#### [Exercise requirements]
Using the listing below, select the lines with the word "speed" and copy them.

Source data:
------

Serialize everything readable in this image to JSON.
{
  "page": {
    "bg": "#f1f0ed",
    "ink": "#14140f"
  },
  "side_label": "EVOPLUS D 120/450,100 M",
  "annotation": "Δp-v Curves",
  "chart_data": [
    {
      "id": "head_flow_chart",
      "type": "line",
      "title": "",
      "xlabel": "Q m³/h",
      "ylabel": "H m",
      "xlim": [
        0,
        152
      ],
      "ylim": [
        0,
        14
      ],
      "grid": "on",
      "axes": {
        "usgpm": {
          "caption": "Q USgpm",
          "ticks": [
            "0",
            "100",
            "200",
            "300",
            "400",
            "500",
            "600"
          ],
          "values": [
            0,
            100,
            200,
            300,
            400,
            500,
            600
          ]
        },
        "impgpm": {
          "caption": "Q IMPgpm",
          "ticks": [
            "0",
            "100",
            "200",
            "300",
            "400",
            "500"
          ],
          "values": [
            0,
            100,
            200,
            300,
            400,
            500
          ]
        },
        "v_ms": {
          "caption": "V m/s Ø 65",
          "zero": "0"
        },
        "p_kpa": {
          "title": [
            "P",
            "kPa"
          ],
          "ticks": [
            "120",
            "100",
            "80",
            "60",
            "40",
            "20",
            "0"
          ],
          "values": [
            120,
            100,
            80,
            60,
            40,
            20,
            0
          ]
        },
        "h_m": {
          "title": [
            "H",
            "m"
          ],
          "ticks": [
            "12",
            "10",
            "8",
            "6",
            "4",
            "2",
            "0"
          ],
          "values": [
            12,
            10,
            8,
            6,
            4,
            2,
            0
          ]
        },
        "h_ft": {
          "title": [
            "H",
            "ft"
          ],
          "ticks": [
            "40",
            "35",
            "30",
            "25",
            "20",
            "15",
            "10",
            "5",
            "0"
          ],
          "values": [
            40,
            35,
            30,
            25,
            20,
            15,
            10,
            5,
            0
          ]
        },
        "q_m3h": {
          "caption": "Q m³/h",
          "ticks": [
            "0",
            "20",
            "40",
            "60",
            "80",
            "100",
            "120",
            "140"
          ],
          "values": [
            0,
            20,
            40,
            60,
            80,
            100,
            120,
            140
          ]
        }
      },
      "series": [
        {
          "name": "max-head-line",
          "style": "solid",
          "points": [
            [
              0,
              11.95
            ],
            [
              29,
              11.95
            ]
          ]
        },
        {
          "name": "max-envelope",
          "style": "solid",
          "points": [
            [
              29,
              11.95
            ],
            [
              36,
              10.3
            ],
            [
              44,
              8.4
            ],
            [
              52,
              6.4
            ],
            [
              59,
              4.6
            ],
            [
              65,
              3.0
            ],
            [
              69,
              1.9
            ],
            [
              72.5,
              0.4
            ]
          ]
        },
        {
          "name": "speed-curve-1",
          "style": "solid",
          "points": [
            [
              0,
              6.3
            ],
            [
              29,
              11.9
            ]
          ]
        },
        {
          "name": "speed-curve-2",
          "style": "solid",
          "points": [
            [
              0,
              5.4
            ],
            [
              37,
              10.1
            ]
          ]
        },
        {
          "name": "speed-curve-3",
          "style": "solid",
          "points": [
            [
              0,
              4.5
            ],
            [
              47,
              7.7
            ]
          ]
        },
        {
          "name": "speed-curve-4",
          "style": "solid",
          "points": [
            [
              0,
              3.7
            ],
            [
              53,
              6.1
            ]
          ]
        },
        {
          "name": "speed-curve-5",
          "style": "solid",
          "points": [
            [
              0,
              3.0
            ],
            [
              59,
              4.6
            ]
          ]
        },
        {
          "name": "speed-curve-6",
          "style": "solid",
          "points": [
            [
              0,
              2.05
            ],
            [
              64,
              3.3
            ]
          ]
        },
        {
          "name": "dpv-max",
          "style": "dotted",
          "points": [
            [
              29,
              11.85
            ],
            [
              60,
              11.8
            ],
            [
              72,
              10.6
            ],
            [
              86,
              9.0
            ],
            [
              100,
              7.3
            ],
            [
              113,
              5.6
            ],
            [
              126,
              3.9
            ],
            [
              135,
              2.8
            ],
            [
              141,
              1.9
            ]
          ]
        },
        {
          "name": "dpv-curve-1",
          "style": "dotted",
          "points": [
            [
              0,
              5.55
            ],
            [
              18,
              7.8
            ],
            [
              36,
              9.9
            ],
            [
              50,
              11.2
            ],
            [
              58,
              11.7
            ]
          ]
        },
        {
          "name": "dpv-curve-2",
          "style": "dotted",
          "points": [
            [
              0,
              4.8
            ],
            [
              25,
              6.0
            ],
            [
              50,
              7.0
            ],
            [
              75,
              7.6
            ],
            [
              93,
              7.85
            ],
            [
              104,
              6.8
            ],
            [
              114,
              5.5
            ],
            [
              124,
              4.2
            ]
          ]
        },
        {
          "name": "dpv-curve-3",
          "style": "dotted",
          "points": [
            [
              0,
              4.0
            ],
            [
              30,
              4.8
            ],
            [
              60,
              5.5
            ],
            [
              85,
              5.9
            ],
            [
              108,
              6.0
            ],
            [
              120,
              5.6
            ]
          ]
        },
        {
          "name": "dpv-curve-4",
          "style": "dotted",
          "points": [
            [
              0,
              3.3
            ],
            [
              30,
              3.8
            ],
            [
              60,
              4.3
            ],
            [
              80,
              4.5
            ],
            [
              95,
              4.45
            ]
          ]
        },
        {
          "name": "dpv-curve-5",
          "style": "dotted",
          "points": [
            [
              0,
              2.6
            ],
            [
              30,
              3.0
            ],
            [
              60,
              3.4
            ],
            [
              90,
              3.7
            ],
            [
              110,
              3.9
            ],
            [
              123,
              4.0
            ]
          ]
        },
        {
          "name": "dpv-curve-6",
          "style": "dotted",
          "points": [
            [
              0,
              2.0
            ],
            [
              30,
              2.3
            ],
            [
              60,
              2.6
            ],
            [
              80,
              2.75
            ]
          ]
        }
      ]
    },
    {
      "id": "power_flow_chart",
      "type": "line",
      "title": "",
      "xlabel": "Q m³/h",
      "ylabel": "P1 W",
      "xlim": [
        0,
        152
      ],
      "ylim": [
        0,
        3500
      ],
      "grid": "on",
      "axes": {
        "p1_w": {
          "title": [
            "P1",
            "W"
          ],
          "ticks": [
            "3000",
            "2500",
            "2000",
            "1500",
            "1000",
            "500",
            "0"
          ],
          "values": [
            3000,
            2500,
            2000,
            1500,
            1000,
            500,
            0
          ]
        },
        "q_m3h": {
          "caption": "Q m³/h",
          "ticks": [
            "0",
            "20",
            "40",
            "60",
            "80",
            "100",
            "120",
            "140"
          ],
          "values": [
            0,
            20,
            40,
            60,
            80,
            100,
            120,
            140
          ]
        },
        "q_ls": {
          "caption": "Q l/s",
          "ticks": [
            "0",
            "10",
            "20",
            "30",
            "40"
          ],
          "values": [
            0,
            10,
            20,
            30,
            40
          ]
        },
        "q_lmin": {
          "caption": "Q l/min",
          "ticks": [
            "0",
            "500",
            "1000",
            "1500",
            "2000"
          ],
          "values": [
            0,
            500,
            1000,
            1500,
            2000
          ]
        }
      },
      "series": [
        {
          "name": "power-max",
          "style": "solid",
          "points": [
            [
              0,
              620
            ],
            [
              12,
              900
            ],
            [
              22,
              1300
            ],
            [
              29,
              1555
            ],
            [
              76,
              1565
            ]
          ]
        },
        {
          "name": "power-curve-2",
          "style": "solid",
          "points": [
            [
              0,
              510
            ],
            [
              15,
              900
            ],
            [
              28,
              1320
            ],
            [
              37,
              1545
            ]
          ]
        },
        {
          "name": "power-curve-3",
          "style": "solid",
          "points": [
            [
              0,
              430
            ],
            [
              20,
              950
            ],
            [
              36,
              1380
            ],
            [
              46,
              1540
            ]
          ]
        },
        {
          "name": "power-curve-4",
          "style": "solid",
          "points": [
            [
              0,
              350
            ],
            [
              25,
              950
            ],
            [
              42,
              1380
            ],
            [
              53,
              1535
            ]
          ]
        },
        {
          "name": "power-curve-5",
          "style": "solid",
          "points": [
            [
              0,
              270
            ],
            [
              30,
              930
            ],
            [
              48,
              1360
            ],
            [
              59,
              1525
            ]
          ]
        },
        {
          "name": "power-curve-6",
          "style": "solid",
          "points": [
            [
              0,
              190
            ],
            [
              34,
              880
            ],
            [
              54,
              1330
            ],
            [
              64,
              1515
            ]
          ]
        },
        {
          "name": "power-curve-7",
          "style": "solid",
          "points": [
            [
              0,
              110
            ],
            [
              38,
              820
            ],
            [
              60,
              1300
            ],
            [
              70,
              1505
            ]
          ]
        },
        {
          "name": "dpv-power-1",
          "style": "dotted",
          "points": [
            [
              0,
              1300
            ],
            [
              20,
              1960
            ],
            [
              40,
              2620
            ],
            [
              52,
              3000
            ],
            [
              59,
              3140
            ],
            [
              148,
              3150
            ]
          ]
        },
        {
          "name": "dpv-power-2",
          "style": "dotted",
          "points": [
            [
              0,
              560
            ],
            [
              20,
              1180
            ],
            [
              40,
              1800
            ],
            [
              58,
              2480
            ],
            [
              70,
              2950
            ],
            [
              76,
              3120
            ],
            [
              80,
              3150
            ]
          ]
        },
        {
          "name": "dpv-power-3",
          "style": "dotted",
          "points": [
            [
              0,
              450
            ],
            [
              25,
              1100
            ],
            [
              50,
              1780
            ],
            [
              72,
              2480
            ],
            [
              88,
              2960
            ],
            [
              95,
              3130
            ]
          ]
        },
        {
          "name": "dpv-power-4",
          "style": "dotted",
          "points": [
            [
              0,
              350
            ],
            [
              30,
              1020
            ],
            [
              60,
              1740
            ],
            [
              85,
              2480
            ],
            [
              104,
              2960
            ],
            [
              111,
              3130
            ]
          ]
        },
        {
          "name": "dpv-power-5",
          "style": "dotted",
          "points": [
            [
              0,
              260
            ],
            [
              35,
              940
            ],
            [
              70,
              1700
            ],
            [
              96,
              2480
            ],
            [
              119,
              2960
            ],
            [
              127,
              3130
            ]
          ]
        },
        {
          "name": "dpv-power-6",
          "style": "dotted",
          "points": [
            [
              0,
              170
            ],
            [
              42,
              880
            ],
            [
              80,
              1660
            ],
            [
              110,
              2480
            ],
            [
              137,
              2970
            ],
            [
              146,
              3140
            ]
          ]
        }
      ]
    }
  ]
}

------

#### [Worked solution]
          "name": "speed-curve-1",
          "name": "speed-curve-2",
          "name": "speed-curve-3",
          "name": "speed-curve-4",
          "name": "speed-curve-5",
          "name": "speed-curve-6",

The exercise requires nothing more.